Short task – Output the records. Match them exactly.

Dataset extract –
## Start
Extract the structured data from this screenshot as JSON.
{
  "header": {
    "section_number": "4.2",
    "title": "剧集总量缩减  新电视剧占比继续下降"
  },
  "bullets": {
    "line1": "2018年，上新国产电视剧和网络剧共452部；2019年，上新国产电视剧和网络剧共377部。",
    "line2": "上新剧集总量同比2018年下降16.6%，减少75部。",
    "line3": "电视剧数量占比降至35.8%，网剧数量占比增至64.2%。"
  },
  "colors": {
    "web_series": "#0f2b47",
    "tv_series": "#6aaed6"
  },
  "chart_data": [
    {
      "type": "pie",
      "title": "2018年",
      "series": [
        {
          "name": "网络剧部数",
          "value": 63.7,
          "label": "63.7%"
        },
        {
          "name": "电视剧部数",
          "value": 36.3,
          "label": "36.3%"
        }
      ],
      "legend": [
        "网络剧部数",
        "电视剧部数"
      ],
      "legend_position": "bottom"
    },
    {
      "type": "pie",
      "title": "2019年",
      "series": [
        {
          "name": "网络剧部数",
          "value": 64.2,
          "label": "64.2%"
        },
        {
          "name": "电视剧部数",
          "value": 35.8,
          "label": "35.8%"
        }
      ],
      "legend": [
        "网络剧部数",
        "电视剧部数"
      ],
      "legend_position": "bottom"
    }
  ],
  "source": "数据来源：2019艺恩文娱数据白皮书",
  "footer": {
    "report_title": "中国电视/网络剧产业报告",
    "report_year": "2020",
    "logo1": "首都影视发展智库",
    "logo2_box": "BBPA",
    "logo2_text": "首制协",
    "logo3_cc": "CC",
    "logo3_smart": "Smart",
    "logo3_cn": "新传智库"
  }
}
## End
Solution to the problem –
Extract the structured data from this screenshot as JSON.
{
  "header": {
    "section_number": "4.2",
    "title": "剧集总量缩减  新电视剧占比继续下降"
  },
  "bullets": {
    "line1": "2018年，上新国产电视剧和网络剧共452部；2019年，上新国产电视剧和网络剧共377部。",
    "line2": "上新剧集总量同比2018年下降16.6%，减少75部。",
    "line3": "电视剧数量占比降至35.8%，网剧数量占比增至64.2%。"
  },
  "colors": {
    "web_series": "#0f2b47",
    "tv_series": "#6aaed6"
  },
  "chart_data": [
    {
      "type": "pie",
      "title": "2018年",
      "series": [
        {
          "name": "网络剧部数",
          "value": 63.7,
          "label": "63.7%"
        },
        {
          "name": "电视剧部数",
          "value": 36.3,
          "label": "36.3%"
        }
      ],
      "legend": [
        "网络剧部数",
        "电视剧部数"
      ],
      "legend_position": "bottom"
    },
    {
      "type": "pie",
      "title": "2019年",
      "series": [
        {
          "name": "网络剧部数",
          "value": 64.2,
          "label": "64.2%"
        },
        {
          "name": "电视剧部数",
          "value": 35.8,
          "label": "35.8%"
        }
      ],
      "legend": [
        "网络剧部数",
        "电视剧部数"
      ],
      "legend_position": "bottom"
    }
  ],
  "source": "数据来源：2019艺恩文娱数据白皮书",
  "footer": {
    "report_title": "中国电视/网络剧产业报告",
    "report_year": "2020",
    "logo1": "首都影视发展智库",
    "logo2_box": "BBPA",
    "logo2_text": "首制协",
    "logo3_cc": "CC",
    "logo3_smart": "Smart",
    "logo3_cn": "新传智库"
  }
}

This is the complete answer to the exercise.